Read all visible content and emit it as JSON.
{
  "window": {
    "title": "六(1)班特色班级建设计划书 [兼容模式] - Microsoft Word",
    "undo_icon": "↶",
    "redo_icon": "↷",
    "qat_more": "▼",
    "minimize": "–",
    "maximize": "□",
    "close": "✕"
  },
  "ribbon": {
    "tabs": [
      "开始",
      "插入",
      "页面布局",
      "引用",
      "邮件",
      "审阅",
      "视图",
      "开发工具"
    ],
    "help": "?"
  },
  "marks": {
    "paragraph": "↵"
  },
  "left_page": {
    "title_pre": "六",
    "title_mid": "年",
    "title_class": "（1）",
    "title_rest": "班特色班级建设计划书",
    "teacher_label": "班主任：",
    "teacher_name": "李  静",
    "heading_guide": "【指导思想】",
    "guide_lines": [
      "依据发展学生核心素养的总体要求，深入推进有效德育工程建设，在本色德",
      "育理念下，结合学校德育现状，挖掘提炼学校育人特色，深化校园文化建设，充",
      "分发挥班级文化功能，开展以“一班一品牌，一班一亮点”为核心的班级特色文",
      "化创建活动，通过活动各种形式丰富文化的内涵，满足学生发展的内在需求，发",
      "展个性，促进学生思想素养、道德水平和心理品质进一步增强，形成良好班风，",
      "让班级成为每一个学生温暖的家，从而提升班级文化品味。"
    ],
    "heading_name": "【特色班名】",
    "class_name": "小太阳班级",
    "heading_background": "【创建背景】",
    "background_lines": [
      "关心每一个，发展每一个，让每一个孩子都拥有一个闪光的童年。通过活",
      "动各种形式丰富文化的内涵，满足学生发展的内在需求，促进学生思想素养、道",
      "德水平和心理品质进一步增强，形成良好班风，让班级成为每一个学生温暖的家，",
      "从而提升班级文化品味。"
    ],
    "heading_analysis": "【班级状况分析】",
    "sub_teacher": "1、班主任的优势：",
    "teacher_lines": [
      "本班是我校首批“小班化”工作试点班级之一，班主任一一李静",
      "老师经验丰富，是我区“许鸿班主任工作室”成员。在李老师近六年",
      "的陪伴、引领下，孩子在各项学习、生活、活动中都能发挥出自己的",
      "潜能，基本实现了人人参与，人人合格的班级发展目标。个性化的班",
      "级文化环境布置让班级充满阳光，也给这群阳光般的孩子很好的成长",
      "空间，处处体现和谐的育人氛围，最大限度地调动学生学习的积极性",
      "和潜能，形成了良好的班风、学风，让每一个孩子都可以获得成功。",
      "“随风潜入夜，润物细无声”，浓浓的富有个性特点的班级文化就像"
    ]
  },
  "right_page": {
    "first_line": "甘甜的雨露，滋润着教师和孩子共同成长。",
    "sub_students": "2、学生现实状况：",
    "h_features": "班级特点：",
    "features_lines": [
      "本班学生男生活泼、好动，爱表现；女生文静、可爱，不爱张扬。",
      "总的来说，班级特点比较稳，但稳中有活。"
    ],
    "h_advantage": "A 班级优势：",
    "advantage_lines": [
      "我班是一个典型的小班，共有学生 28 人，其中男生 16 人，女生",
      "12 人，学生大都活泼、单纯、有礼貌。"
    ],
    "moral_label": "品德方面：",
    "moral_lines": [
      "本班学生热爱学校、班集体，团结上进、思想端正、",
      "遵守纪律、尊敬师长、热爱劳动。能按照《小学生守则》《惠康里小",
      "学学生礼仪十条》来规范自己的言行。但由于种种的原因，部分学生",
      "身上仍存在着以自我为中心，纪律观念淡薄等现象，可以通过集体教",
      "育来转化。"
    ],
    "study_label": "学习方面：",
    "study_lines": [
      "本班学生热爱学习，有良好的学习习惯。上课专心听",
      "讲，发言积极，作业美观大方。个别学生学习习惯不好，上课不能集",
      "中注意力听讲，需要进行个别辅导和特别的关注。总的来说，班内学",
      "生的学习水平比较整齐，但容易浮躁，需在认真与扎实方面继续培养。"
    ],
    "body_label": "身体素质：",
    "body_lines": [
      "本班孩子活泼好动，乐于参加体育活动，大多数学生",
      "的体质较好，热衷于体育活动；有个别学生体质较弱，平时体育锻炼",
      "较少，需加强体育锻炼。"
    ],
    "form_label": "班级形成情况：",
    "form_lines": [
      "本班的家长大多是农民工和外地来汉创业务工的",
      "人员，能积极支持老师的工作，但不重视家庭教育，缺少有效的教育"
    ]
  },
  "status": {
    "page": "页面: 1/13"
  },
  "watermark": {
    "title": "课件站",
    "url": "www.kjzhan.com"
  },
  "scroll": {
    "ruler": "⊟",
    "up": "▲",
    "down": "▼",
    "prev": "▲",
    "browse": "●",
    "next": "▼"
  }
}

=====

__Instructions for the task__:
From the entries above, extract each line containing "形成良好班风".

__Worked solution__:
      "展个性，促进学生思想素养、道德水平和心理品质进一步增强，形成良好班风，",
      "德水平和心理品质进一步增强，形成良好班风，让班级成为每一个学生温暖的家，",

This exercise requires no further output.